- [Records]
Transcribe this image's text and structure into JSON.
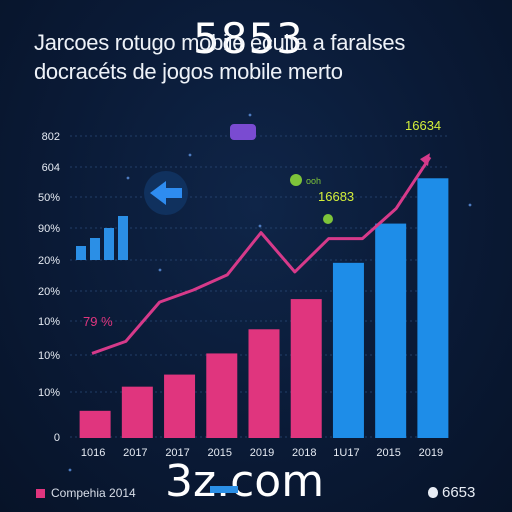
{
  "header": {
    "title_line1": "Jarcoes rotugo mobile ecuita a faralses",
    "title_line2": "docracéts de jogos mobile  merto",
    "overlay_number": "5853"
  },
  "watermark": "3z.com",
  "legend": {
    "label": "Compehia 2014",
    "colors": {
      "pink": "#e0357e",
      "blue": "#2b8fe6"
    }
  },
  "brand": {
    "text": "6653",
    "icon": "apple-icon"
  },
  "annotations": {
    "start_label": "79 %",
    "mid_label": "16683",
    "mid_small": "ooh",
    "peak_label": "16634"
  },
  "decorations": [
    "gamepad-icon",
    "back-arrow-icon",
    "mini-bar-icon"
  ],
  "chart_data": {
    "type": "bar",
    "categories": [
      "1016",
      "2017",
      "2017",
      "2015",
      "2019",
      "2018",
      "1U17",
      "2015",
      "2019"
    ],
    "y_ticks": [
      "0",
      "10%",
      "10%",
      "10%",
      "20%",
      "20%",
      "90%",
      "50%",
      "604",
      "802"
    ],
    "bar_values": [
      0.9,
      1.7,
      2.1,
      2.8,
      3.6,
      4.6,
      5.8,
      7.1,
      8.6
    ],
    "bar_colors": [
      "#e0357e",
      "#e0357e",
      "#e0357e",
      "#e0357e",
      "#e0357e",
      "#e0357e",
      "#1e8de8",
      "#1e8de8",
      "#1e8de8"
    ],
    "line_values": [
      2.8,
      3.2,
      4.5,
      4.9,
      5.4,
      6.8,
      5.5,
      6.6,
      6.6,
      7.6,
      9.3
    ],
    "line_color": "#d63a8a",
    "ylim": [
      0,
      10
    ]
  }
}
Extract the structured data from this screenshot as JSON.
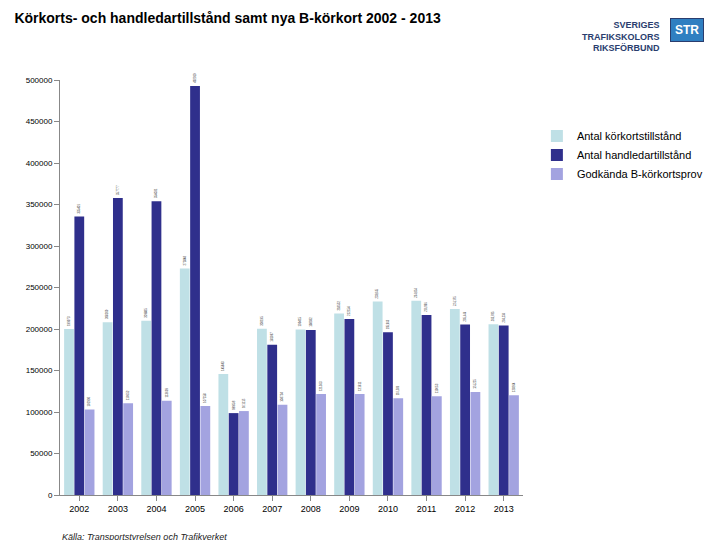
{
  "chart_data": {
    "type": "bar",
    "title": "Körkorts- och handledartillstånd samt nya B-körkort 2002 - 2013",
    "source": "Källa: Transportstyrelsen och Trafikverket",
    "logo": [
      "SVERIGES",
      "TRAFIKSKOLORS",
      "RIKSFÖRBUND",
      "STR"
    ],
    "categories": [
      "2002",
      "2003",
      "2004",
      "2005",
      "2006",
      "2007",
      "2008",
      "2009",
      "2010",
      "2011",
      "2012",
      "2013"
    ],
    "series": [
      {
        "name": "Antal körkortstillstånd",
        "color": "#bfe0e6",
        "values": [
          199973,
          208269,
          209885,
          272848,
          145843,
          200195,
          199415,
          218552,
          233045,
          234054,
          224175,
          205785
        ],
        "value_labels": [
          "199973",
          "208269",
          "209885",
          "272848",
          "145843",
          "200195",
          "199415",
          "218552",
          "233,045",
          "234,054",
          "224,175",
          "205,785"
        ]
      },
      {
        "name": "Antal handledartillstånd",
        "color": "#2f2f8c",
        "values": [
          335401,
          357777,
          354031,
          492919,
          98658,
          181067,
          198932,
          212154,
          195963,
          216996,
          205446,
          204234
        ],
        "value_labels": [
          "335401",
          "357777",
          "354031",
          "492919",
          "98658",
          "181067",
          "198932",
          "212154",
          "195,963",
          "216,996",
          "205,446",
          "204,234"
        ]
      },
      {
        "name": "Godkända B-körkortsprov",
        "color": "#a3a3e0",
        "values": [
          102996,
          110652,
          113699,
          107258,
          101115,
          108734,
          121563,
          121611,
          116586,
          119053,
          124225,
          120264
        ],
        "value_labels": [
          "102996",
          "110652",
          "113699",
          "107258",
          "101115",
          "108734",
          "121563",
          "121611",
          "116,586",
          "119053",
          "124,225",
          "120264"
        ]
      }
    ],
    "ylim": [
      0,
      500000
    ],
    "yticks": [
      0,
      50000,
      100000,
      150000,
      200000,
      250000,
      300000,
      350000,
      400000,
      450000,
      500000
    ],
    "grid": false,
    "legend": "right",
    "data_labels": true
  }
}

...

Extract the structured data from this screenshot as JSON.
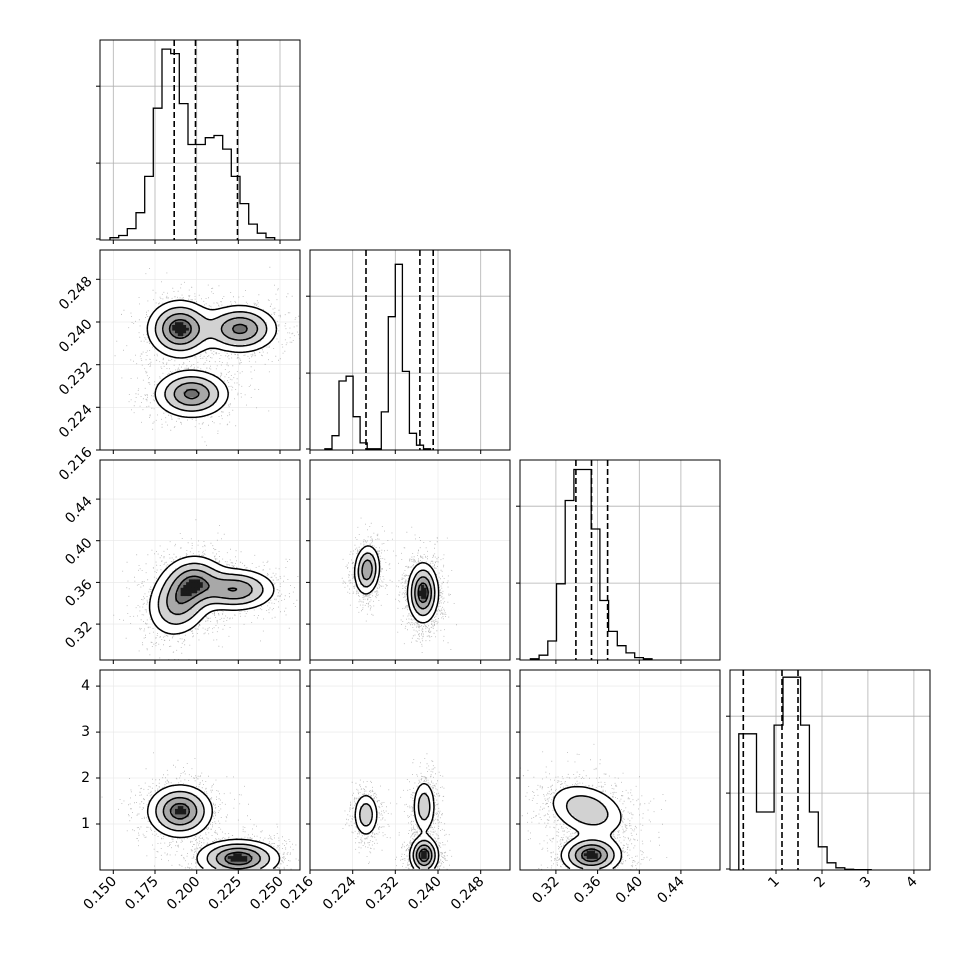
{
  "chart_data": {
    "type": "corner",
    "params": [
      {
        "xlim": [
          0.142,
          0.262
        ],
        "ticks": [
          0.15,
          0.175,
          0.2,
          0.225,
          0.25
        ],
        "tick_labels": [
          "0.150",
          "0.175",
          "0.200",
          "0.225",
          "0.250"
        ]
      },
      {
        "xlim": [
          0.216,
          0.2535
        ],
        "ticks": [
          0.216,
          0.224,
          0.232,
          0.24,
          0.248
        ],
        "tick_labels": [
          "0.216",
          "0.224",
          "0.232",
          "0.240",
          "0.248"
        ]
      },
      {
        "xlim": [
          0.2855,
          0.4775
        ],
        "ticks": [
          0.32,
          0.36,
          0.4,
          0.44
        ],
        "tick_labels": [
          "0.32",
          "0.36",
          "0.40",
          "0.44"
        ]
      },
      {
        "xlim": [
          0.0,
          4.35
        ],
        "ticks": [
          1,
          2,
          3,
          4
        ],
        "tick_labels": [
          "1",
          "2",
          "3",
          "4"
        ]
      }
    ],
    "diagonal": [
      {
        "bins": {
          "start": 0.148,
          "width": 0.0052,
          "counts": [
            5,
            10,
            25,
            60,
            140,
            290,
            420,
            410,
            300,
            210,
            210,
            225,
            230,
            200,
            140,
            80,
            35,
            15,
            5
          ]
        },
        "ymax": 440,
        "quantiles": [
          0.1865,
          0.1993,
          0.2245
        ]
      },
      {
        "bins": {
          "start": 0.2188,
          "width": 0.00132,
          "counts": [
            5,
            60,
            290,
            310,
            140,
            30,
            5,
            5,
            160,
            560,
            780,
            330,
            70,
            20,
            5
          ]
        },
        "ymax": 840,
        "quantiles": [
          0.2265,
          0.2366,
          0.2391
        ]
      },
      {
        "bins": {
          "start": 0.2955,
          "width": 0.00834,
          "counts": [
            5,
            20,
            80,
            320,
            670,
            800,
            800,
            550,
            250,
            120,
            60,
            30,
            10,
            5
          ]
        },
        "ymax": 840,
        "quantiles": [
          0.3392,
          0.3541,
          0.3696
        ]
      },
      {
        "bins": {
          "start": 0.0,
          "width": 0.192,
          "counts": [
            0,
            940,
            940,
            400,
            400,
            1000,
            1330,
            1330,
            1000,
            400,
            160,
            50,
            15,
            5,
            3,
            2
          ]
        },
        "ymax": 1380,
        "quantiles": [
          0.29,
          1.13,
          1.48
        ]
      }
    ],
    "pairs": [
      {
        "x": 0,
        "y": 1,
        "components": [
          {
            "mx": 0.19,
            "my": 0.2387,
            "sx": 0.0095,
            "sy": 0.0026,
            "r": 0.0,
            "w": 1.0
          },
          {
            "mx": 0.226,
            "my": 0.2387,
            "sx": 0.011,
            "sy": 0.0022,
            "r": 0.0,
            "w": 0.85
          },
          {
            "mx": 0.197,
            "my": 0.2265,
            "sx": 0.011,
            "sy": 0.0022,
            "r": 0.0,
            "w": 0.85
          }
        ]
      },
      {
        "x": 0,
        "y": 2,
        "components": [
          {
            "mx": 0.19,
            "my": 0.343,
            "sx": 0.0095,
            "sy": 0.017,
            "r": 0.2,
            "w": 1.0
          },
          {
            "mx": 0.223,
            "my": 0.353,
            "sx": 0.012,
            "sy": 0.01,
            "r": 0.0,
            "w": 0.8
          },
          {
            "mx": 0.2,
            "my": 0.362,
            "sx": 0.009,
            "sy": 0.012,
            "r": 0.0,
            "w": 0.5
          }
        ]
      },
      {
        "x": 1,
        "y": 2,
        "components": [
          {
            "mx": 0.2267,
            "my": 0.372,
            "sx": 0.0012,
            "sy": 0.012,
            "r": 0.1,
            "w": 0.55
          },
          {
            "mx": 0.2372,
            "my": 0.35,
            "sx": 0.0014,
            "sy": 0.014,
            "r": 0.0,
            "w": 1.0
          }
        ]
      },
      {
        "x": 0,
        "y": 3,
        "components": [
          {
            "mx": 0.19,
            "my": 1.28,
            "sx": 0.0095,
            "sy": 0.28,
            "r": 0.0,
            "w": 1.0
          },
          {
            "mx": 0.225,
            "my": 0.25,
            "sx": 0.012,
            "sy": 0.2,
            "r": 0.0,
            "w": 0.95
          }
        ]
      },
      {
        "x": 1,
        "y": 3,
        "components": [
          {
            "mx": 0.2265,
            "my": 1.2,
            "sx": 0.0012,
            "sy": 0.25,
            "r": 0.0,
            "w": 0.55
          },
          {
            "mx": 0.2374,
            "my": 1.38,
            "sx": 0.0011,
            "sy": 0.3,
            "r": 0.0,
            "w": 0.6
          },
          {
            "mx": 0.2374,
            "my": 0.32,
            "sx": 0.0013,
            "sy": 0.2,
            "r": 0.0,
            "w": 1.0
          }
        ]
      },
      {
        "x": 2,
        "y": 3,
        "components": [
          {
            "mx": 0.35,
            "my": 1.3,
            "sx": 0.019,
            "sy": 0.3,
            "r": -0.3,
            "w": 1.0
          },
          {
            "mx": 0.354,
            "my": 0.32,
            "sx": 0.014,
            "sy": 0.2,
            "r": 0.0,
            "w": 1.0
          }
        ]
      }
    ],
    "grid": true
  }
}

- [What is expected] Give only the number of lines in the material above that hold the word "icon".

- [Full answer] 4